▶ **Task**
Would you retype all of these records exactly?

▶ **Records provided**
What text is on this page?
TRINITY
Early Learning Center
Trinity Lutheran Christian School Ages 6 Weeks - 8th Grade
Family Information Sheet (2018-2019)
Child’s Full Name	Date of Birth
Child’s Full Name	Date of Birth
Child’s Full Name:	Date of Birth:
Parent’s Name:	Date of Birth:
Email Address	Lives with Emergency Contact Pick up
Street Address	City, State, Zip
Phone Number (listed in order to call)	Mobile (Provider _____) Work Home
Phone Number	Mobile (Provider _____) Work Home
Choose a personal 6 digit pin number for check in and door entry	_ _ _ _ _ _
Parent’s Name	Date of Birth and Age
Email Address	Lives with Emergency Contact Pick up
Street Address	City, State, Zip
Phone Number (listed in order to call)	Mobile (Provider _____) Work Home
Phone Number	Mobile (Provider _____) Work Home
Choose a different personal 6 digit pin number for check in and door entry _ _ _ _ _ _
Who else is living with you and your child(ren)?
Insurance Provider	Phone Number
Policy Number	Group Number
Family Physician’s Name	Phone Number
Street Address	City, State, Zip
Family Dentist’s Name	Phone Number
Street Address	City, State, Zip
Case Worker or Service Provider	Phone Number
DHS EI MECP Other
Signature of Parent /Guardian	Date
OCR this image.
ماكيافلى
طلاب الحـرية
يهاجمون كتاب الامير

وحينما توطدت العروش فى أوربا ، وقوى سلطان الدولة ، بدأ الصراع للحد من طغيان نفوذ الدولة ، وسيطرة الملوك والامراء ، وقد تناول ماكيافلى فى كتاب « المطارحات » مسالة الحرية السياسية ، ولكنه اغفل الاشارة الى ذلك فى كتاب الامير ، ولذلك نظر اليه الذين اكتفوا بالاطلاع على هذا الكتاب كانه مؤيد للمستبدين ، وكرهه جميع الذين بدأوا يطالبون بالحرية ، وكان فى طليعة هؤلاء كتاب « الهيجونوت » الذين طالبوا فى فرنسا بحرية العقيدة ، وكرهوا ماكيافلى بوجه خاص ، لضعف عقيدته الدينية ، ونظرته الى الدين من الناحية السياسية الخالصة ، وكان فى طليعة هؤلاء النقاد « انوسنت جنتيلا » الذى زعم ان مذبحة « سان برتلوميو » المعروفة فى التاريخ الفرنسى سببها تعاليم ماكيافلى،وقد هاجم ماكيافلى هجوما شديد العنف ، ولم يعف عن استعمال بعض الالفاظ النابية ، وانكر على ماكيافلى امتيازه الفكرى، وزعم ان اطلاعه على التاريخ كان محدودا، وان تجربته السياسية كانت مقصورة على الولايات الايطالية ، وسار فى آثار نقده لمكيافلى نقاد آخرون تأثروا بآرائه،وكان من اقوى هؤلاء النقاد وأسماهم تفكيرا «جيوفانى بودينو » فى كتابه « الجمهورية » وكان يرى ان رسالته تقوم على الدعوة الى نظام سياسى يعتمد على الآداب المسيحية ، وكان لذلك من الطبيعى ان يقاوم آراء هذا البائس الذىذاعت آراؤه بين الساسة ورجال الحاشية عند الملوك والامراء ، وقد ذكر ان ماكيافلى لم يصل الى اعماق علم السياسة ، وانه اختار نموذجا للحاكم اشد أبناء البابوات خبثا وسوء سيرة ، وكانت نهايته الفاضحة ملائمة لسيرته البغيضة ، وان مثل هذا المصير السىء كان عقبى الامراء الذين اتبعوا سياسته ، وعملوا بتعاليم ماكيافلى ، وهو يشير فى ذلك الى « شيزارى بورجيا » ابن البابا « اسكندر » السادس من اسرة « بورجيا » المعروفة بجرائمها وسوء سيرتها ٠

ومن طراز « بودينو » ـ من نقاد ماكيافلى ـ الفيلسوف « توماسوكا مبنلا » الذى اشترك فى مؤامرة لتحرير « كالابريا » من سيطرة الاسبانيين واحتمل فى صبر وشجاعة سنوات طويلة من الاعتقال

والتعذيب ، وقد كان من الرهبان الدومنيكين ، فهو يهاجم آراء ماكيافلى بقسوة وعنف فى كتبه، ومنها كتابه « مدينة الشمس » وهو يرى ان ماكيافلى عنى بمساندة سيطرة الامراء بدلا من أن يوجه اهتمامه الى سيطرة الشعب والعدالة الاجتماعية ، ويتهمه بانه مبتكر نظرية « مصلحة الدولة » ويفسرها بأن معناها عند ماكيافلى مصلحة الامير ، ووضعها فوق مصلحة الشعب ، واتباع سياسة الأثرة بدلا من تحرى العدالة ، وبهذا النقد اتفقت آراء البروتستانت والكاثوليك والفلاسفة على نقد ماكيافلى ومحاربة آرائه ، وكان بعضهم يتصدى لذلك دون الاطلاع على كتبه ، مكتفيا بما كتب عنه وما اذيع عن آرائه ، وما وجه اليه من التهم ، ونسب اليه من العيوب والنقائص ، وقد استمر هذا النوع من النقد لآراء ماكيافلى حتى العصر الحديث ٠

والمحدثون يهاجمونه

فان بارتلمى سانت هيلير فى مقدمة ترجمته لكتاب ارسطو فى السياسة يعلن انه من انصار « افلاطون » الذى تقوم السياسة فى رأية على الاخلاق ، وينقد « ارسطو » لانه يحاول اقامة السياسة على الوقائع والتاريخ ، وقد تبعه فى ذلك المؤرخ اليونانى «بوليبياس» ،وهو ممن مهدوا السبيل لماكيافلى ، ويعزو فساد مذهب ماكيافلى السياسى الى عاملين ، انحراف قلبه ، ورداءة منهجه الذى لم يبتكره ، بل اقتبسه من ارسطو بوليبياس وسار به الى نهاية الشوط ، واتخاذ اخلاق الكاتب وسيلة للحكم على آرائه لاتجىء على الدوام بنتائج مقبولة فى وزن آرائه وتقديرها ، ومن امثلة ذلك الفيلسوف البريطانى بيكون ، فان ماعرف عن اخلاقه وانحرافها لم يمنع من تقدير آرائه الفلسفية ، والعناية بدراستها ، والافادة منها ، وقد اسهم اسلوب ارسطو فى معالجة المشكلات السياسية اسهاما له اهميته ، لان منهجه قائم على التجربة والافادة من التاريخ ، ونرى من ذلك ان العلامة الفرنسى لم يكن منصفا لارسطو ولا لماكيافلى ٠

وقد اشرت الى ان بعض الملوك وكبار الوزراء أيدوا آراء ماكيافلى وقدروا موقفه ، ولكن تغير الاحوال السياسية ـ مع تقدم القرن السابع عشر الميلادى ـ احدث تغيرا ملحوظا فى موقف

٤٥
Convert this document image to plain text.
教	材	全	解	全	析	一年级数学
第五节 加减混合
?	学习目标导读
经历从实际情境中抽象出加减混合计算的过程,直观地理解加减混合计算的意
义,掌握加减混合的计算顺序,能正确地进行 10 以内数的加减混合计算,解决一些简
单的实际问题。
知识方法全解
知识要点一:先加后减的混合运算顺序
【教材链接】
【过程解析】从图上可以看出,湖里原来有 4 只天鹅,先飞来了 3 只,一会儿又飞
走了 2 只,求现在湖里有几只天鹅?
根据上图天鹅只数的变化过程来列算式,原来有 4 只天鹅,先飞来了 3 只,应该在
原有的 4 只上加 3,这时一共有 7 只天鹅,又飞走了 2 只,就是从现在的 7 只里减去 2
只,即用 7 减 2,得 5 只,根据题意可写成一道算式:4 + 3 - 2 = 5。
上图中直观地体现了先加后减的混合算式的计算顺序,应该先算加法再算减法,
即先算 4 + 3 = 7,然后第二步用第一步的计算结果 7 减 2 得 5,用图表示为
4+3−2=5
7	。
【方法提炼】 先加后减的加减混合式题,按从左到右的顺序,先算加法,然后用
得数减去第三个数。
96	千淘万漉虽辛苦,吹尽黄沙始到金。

▶ **Reply to the exercise**
What text is on this page?
TRINITY
Early Learning Center
Trinity Lutheran Christian School Ages 6 Weeks - 8th Grade
Family Information Sheet (2018-2019)
Child’s Full Name	Date of Birth
Child’s Full Name	Date of Birth
Child’s Full Name:	Date of Birth:
Parent’s Name:	Date of Birth:
Email Address	Lives with Emergency Contact Pick up
Street Address	City, State, Zip
Phone Number (listed in order to call)	Mobile (Provider _____) Work Home
Phone Number	Mobile (Provider _____) Work Home
Choose a personal 6 digit pin number for check in and door entry	_ _ _ _ _ _
Parent’s Name	Date of Birth and Age
Email Address	Lives with Emergency Contact Pick up
Street Address	City, State, Zip
Phone Number (listed in order to call)	Mobile (Provider _____) Work Home
Phone Number	Mobile (Provider _____) Work Home
Choose a different personal 6 digit pin number for check in and door entry _ _ _ _ _ _
Who else is living with you and your child(ren)?
Insurance Provider	Phone Number
Policy Number	Group Number
Family Physician’s Name	Phone Number
Street Address	City, State, Zip
Family Dentist’s Name	Phone Number
Street Address	City, State, Zip
Case Worker or Service Provider	Phone Number
DHS EI MECP Other
Signature of Parent /Guardian	Date
OCR this image.
ماكيافلى
طلاب الحـرية
يهاجمون كتاب الامير

وحينما توطدت العروش فى أوربا ، وقوى سلطان الدولة ، بدأ الصراع للحد من طغيان نفوذ الدولة ، وسيطرة الملوك والامراء ، وقد تناول ماكيافلى فى كتاب « المطارحات » مسالة الحرية السياسية ، ولكنه اغفل الاشارة الى ذلك فى كتاب الامير ، ولذلك نظر اليه الذين اكتفوا بالاطلاع على هذا الكتاب كانه مؤيد للمستبدين ، وكرهه جميع الذين بدأوا يطالبون بالحرية ، وكان فى طليعة هؤلاء كتاب « الهيجونوت » الذين طالبوا فى فرنسا بحرية العقيدة ، وكرهوا ماكيافلى بوجه خاص ، لضعف عقيدته الدينية ، ونظرته الى الدين من الناحية السياسية الخالصة ، وكان فى طليعة هؤلاء النقاد « انوسنت جنتيلا » الذى زعم ان مذبحة « سان برتلوميو » المعروفة فى التاريخ الفرنسى سببها تعاليم ماكيافلى،وقد هاجم ماكيافلى هجوما شديد العنف ، ولم يعف عن استعمال بعض الالفاظ النابية ، وانكر على ماكيافلى امتيازه الفكرى، وزعم ان اطلاعه على التاريخ كان محدودا، وان تجربته السياسية كانت مقصورة على الولايات الايطالية ، وسار فى آثار نقده لمكيافلى نقاد آخرون تأثروا بآرائه،وكان من اقوى هؤلاء النقاد وأسماهم تفكيرا «جيوفانى بودينو » فى كتابه « الجمهورية » وكان يرى ان رسالته تقوم على الدعوة الى نظام سياسى يعتمد على الآداب المسيحية ، وكان لذلك من الطبيعى ان يقاوم آراء هذا البائس الذىذاعت آراؤه بين الساسة ورجال الحاشية عند الملوك والامراء ، وقد ذكر ان ماكيافلى لم يصل الى اعماق علم السياسة ، وانه اختار نموذجا للحاكم اشد أبناء البابوات خبثا وسوء سيرة ، وكانت نهايته الفاضحة ملائمة لسيرته البغيضة ، وان مثل هذا المصير السىء كان عقبى الامراء الذين اتبعوا سياسته ، وعملوا بتعاليم ماكيافلى ، وهو يشير فى ذلك الى « شيزارى بورجيا » ابن البابا « اسكندر » السادس من اسرة « بورجيا » المعروفة بجرائمها وسوء سيرتها ٠

ومن طراز « بودينو » ـ من نقاد ماكيافلى ـ الفيلسوف « توماسوكا مبنلا » الذى اشترك فى مؤامرة لتحرير « كالابريا » من سيطرة الاسبانيين واحتمل فى صبر وشجاعة سنوات طويلة من الاعتقال

والتعذيب ، وقد كان من الرهبان الدومنيكين ، فهو يهاجم آراء ماكيافلى بقسوة وعنف فى كتبه، ومنها كتابه « مدينة الشمس » وهو يرى ان ماكيافلى عنى بمساندة سيطرة الامراء بدلا من أن يوجه اهتمامه الى سيطرة الشعب والعدالة الاجتماعية ، ويتهمه بانه مبتكر نظرية « مصلحة الدولة » ويفسرها بأن معناها عند ماكيافلى مصلحة الامير ، ووضعها فوق مصلحة الشعب ، واتباع سياسة الأثرة بدلا من تحرى العدالة ، وبهذا النقد اتفقت آراء البروتستانت والكاثوليك والفلاسفة على نقد ماكيافلى ومحاربة آرائه ، وكان بعضهم يتصدى لذلك دون الاطلاع على كتبه ، مكتفيا بما كتب عنه وما اذيع عن آرائه ، وما وجه اليه من التهم ، ونسب اليه من العيوب والنقائص ، وقد استمر هذا النوع من النقد لآراء ماكيافلى حتى العصر الحديث ٠

والمحدثون يهاجمونه

فان بارتلمى سانت هيلير فى مقدمة ترجمته لكتاب ارسطو فى السياسة يعلن انه من انصار « افلاطون » الذى تقوم السياسة فى رأية على الاخلاق ، وينقد « ارسطو » لانه يحاول اقامة السياسة على الوقائع والتاريخ ، وقد تبعه فى ذلك المؤرخ اليونانى «بوليبياس» ،وهو ممن مهدوا السبيل لماكيافلى ، ويعزو فساد مذهب ماكيافلى السياسى الى عاملين ، انحراف قلبه ، ورداءة منهجه الذى لم يبتكره ، بل اقتبسه من ارسطو بوليبياس وسار به الى نهاية الشوط ، واتخاذ اخلاق الكاتب وسيلة للحكم على آرائه لاتجىء على الدوام بنتائج مقبولة فى وزن آرائه وتقديرها ، ومن امثلة ذلك الفيلسوف البريطانى بيكون ، فان ماعرف عن اخلاقه وانحرافها لم يمنع من تقدير آرائه الفلسفية ، والعناية بدراستها ، والافادة منها ، وقد اسهم اسلوب ارسطو فى معالجة المشكلات السياسية اسهاما له اهميته ، لان منهجه قائم على التجربة والافادة من التاريخ ، ونرى من ذلك ان العلامة الفرنسى لم يكن منصفا لارسطو ولا لماكيافلى ٠

وقد اشرت الى ان بعض الملوك وكبار الوزراء أيدوا آراء ماكيافلى وقدروا موقفه ، ولكن تغير الاحوال السياسية ـ مع تقدم القرن السابع عشر الميلادى ـ احدث تغيرا ملحوظا فى موقف

٤٥
Convert this document image to plain text.
教	材	全	解	全	析	一年级数学
第五节 加减混合
?	学习目标导读
经历从实际情境中抽象出加减混合计算的过程,直观地理解加减混合计算的意
义,掌握加减混合的计算顺序,能正确地进行 10 以内数的加减混合计算,解决一些简
单的实际问题。
知识方法全解
知识要点一:先加后减的混合运算顺序
【教材链接】
【过程解析】从图上可以看出,湖里原来有 4 只天鹅,先飞来了 3 只,一会儿又飞
走了 2 只,求现在湖里有几只天鹅?
根据上图天鹅只数的变化过程来列算式,原来有 4 只天鹅,先飞来了 3 只,应该在
原有的 4 只上加 3,这时一共有 7 只天鹅,又飞走了 2 只,就是从现在的 7 只里减去 2
只,即用 7 减 2,得 5 只,根据题意可写成一道算式:4 + 3 - 2 = 5。
上图中直观地体现了先加后减的混合算式的计算顺序,应该先算加法再算减法,
即先算 4 + 3 = 7,然后第二步用第一步的计算结果 7 减 2 得 5,用图表示为
4+3−2=5
7	。
【方法提炼】 先加后减的加减混合式题,按从左到右的顺序,先算加法,然后用
得数减去第三个数。
96	千淘万漉虽辛苦,吹尽黄沙始到金。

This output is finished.